* **Task brief**: Omit all images. Write out the rest of the material exactly.

* **Data entries**:

--*--

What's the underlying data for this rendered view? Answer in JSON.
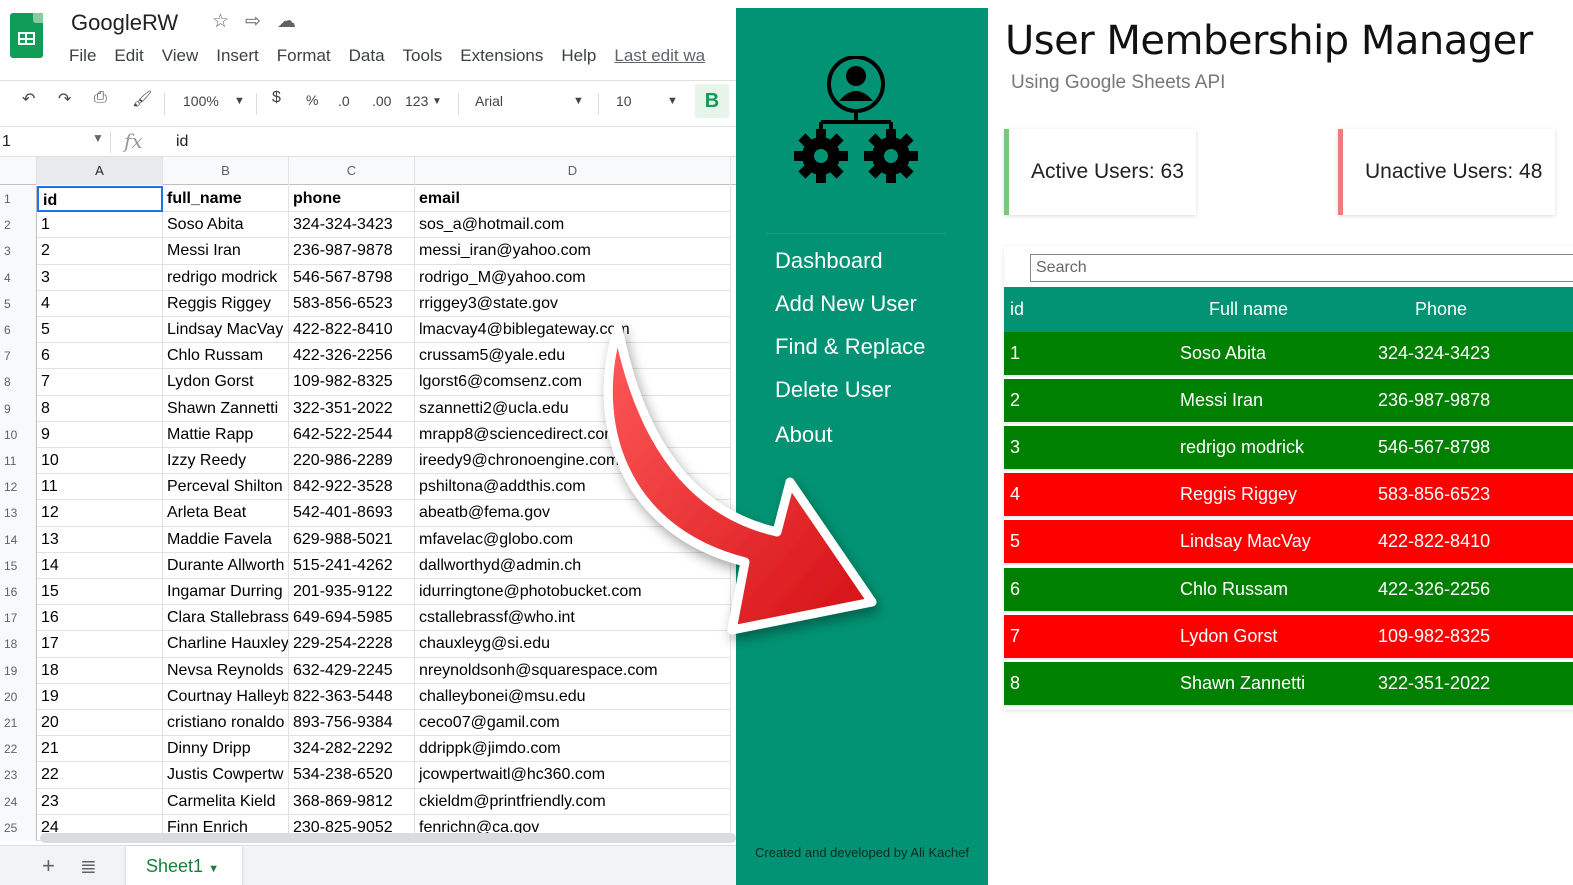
{
  "sheets": {
    "doc_title": "GoogleRW",
    "menu": [
      "File",
      "Edit",
      "View",
      "Insert",
      "Format",
      "Data",
      "Tools",
      "Extensions",
      "Help"
    ],
    "last_edit": "Last edit wa",
    "toolbar": {
      "zoom": "100%",
      "currency": "$",
      "percent": "%",
      "dec_less": ".0",
      "dec_more": ".00",
      "format": "123",
      "font": "Arial",
      "font_size": "10",
      "bold": "B"
    },
    "cell_ref": "1",
    "fx": "fx",
    "formula_value": "id",
    "columns": [
      "A",
      "B",
      "C",
      "D"
    ],
    "rows": [
      {
        "n": "1",
        "cells": [
          "id",
          "full_name",
          "phone",
          "email"
        ]
      },
      {
        "n": "2",
        "cells": [
          "1",
          "Soso Abita",
          "324-324-3423",
          "sos_a@hotmail.com"
        ]
      },
      {
        "n": "3",
        "cells": [
          "2",
          "Messi Iran",
          "236-987-9878",
          "messi_iran@yahoo.com"
        ]
      },
      {
        "n": "4",
        "cells": [
          "3",
          "redrigo modrick",
          "546-567-8798",
          "rodrigo_M@yahoo.com"
        ]
      },
      {
        "n": "5",
        "cells": [
          "4",
          "Reggis Riggey",
          "583-856-6523",
          "rriggey3@state.gov"
        ]
      },
      {
        "n": "6",
        "cells": [
          "5",
          "Lindsay MacVay",
          "422-822-8410",
          "lmacvay4@biblegateway.com"
        ]
      },
      {
        "n": "7",
        "cells": [
          "6",
          "Chlo Russam",
          "422-326-2256",
          "crussam5@yale.edu"
        ]
      },
      {
        "n": "8",
        "cells": [
          "7",
          "Lydon Gorst",
          "109-982-8325",
          "lgorst6@comsenz.com"
        ]
      },
      {
        "n": "9",
        "cells": [
          "8",
          "Shawn Zannetti",
          "322-351-2022",
          "szannetti2@ucla.edu"
        ]
      },
      {
        "n": "10",
        "cells": [
          "9",
          "Mattie Rapp",
          "642-522-2544",
          "mrapp8@sciencedirect.com"
        ]
      },
      {
        "n": "11",
        "cells": [
          "10",
          "Izzy Reedy",
          "220-986-2289",
          "ireedy9@chronoengine.com"
        ]
      },
      {
        "n": "12",
        "cells": [
          "11",
          "Perceval Shilton",
          "842-922-3528",
          "pshiltona@addthis.com"
        ]
      },
      {
        "n": "13",
        "cells": [
          "12",
          "Arleta Beat",
          "542-401-8693",
          "abeatb@fema.gov"
        ]
      },
      {
        "n": "14",
        "cells": [
          "13",
          "Maddie Favela",
          "629-988-5021",
          "mfavelac@globo.com"
        ]
      },
      {
        "n": "15",
        "cells": [
          "14",
          "Durante Allworth",
          "515-241-4262",
          "dallworthyd@admin.ch"
        ]
      },
      {
        "n": "16",
        "cells": [
          "15",
          "Ingamar Durring",
          "201-935-9122",
          "idurringtone@photobucket.com"
        ]
      },
      {
        "n": "17",
        "cells": [
          "16",
          "Clara Stallebrass",
          "649-694-5985",
          "cstallebrassf@who.int"
        ]
      },
      {
        "n": "18",
        "cells": [
          "17",
          "Charline Hauxley",
          "229-254-2228",
          "chauxleyg@si.edu"
        ]
      },
      {
        "n": "19",
        "cells": [
          "18",
          "Nevsa Reynolds",
          "632-429-2245",
          "nreynoldsonh@squarespace.com"
        ]
      },
      {
        "n": "20",
        "cells": [
          "19",
          "Courtnay Halleyb",
          "822-363-5448",
          "challeybonei@msu.edu"
        ]
      },
      {
        "n": "21",
        "cells": [
          "20",
          "cristiano ronaldo",
          "893-756-9384",
          "ceco07@gamil.com"
        ]
      },
      {
        "n": "22",
        "cells": [
          "21",
          "Dinny Dripp",
          "324-282-2292",
          "ddrippk@jimdo.com"
        ]
      },
      {
        "n": "23",
        "cells": [
          "22",
          "Justis Cowpertw",
          "534-238-6520",
          "jcowpertwaitl@hc360.com"
        ]
      },
      {
        "n": "24",
        "cells": [
          "23",
          "Carmelita Kield",
          "368-869-9812",
          "ckieldm@printfriendly.com"
        ]
      },
      {
        "n": "25",
        "cells": [
          "24",
          "Finn Enrich",
          "230-825-9052",
          "fenrichn@ca.gov"
        ]
      }
    ],
    "sheet_tab": "Sheet1"
  },
  "app": {
    "nav": [
      "Dashboard",
      "Add New User",
      "Find & Replace",
      "Delete User",
      "About"
    ],
    "footer": "Created and developed by Ali Kachef",
    "title": "User Membership Manager",
    "subtitle": "Using Google Sheets API",
    "active_users": "Active Users: 63",
    "inactive_users": "Unactive Users: 48",
    "search_placeholder": "Search",
    "table_headers": [
      "id",
      "Full name",
      "Phone"
    ],
    "table_rows": [
      {
        "id": "1",
        "name": "Soso Abita",
        "phone": "324-324-3423",
        "status": "active"
      },
      {
        "id": "2",
        "name": "Messi Iran",
        "phone": "236-987-9878",
        "status": "active"
      },
      {
        "id": "3",
        "name": "redrigo modrick",
        "phone": "546-567-8798",
        "status": "active"
      },
      {
        "id": "4",
        "name": "Reggis Riggey",
        "phone": "583-856-6523",
        "status": "inactive"
      },
      {
        "id": "5",
        "name": "Lindsay MacVay",
        "phone": "422-822-8410",
        "status": "inactive"
      },
      {
        "id": "6",
        "name": "Chlo Russam",
        "phone": "422-326-2256",
        "status": "active"
      },
      {
        "id": "7",
        "name": "Lydon Gorst",
        "phone": "109-982-8325",
        "status": "inactive"
      },
      {
        "id": "8",
        "name": "Shawn Zannetti",
        "phone": "322-351-2022",
        "status": "active"
      }
    ]
  },
  "colors": {
    "sidebar": "#019373",
    "active_row": "#008000",
    "inactive_row": "#ff0000",
    "arrow": "#e8151b"
  }
}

--*--

* **Full response**:
What's the underlying data for this rendered view? Answer in JSON.
{
  "sheets": {
    "doc_title": "GoogleRW",
    "menu": [
      "File",
      "Edit",
      "View",
      "Insert",
      "Format",
      "Data",
      "Tools",
      "Extensions",
      "Help"
    ],
    "last_edit": "Last edit wa",
    "toolbar": {
      "zoom": "100%",
      "currency": "$",
      "percent": "%",
      "dec_less": ".0",
      "dec_more": ".00",
      "format": "123",
      "font": "Arial",
      "font_size": "10",
      "bold": "B"
    },
    "cell_ref": "1",
    "fx": "fx",
    "formula_value": "id",
    "columns": [
      "A",
      "B",
      "C",
      "D"
    ],
    "rows": [
      {
        "n": "1",
        "cells": [
          "id",
          "full_name",
          "phone",
          "email"
        ]
      },
      {
        "n": "2",
        "cells": [
          "1",
          "Soso Abita",
          "324-324-3423",
          "sos_a@hotmail.com"
        ]
      },
      {
        "n": "3",
        "cells": [
          "2",
          "Messi Iran",
          "236-987-9878",
          "messi_iran@yahoo.com"
        ]
      },
      {
        "n": "4",
        "cells": [
          "3",
          "redrigo modrick",
          "546-567-8798",
          "rodrigo_M@yahoo.com"
        ]
      },
      {
        "n": "5",
        "cells": [
          "4",
          "Reggis Riggey",
          "583-856-6523",
          "rriggey3@state.gov"
        ]
      },
      {
        "n": "6",
        "cells": [
          "5",
          "Lindsay MacVay",
          "422-822-8410",
          "lmacvay4@biblegateway.com"
        ]
      },
      {
        "n": "7",
        "cells": [
          "6",
          "Chlo Russam",
          "422-326-2256",
          "crussam5@yale.edu"
        ]
      },
      {
        "n": "8",
        "cells": [
          "7",
          "Lydon Gorst",
          "109-982-8325",
          "lgorst6@comsenz.com"
        ]
      },
      {
        "n": "9",
        "cells": [
          "8",
          "Shawn Zannetti",
          "322-351-2022",
          "szannetti2@ucla.edu"
        ]
      },
      {
        "n": "10",
        "cells": [
          "9",
          "Mattie Rapp",
          "642-522-2544",
          "mrapp8@sciencedirect.com"
        ]
      },
      {
        "n": "11",
        "cells": [
          "10",
          "Izzy Reedy",
          "220-986-2289",
          "ireedy9@chronoengine.com"
        ]
      },
      {
        "n": "12",
        "cells": [
          "11",
          "Perceval Shilton",
          "842-922-3528",
          "pshiltona@addthis.com"
        ]
      },
      {
        "n": "13",
        "cells": [
          "12",
          "Arleta Beat",
          "542-401-8693",
          "abeatb@fema.gov"
        ]
      },
      {
        "n": "14",
        "cells": [
          "13",
          "Maddie Favela",
          "629-988-5021",
          "mfavelac@globo.com"
        ]
      },
      {
        "n": "15",
        "cells": [
          "14",
          "Durante Allworth",
          "515-241-4262",
          "dallworthyd@admin.ch"
        ]
      },
      {
        "n": "16",
        "cells": [
          "15",
          "Ingamar Durring",
          "201-935-9122",
          "idurringtone@photobucket.com"
        ]
      },
      {
        "n": "17",
        "cells": [
          "16",
          "Clara Stallebrass",
          "649-694-5985",
          "cstallebrassf@who.int"
        ]
      },
      {
        "n": "18",
        "cells": [
          "17",
          "Charline Hauxley",
          "229-254-2228",
          "chauxleyg@si.edu"
        ]
      },
      {
        "n": "19",
        "cells": [
          "18",
          "Nevsa Reynolds",
          "632-429-2245",
          "nreynoldsonh@squarespace.com"
        ]
      },
      {
        "n": "20",
        "cells": [
          "19",
          "Courtnay Halleyb",
          "822-363-5448",
          "challeybonei@msu.edu"
        ]
      },
      {
        "n": "21",
        "cells": [
          "20",
          "cristiano ronaldo",
          "893-756-9384",
          "ceco07@gamil.com"
        ]
      },
      {
        "n": "22",
        "cells": [
          "21",
          "Dinny Dripp",
          "324-282-2292",
          "ddrippk@jimdo.com"
        ]
      },
      {
        "n": "23",
        "cells": [
          "22",
          "Justis Cowpertw",
          "534-238-6520",
          "jcowpertwaitl@hc360.com"
        ]
      },
      {
        "n": "24",
        "cells": [
          "23",
          "Carmelita Kield",
          "368-869-9812",
          "ckieldm@printfriendly.com"
        ]
      },
      {
        "n": "25",
        "cells": [
          "24",
          "Finn Enrich",
          "230-825-9052",
          "fenrichn@ca.gov"
        ]
      }
    ],
    "sheet_tab": "Sheet1"
  },
  "app": {
    "nav": [
      "Dashboard",
      "Add New User",
      "Find & Replace",
      "Delete User",
      "About"
    ],
    "footer": "Created and developed by Ali Kachef",
    "title": "User Membership Manager",
    "subtitle": "Using Google Sheets API",
    "active_users": "Active Users: 63",
    "inactive_users": "Unactive Users: 48",
    "search_placeholder": "Search",
    "table_headers": [
      "id",
      "Full name",
      "Phone"
    ],
    "table_rows": [
      {
        "id": "1",
        "name": "Soso Abita",
        "phone": "324-324-3423",
        "status": "active"
      },
      {
        "id": "2",
        "name": "Messi Iran",
        "phone": "236-987-9878",
        "status": "active"
      },
      {
        "id": "3",
        "name": "redrigo modrick",
        "phone": "546-567-8798",
        "status": "active"
      },
      {
        "id": "4",
        "name": "Reggis Riggey",
        "phone": "583-856-6523",
        "status": "inactive"
      },
      {
        "id": "5",
        "name": "Lindsay MacVay",
        "phone": "422-822-8410",
        "status": "inactive"
      },
      {
        "id": "6",
        "name": "Chlo Russam",
        "phone": "422-326-2256",
        "status": "active"
      },
      {
        "id": "7",
        "name": "Lydon Gorst",
        "phone": "109-982-8325",
        "status": "inactive"
      },
      {
        "id": "8",
        "name": "Shawn Zannetti",
        "phone": "322-351-2022",
        "status": "active"
      }
    ]
  },
  "colors": {
    "sidebar": "#019373",
    "active_row": "#008000",
    "inactive_row": "#ff0000",
    "arrow": "#e8151b"
  }
}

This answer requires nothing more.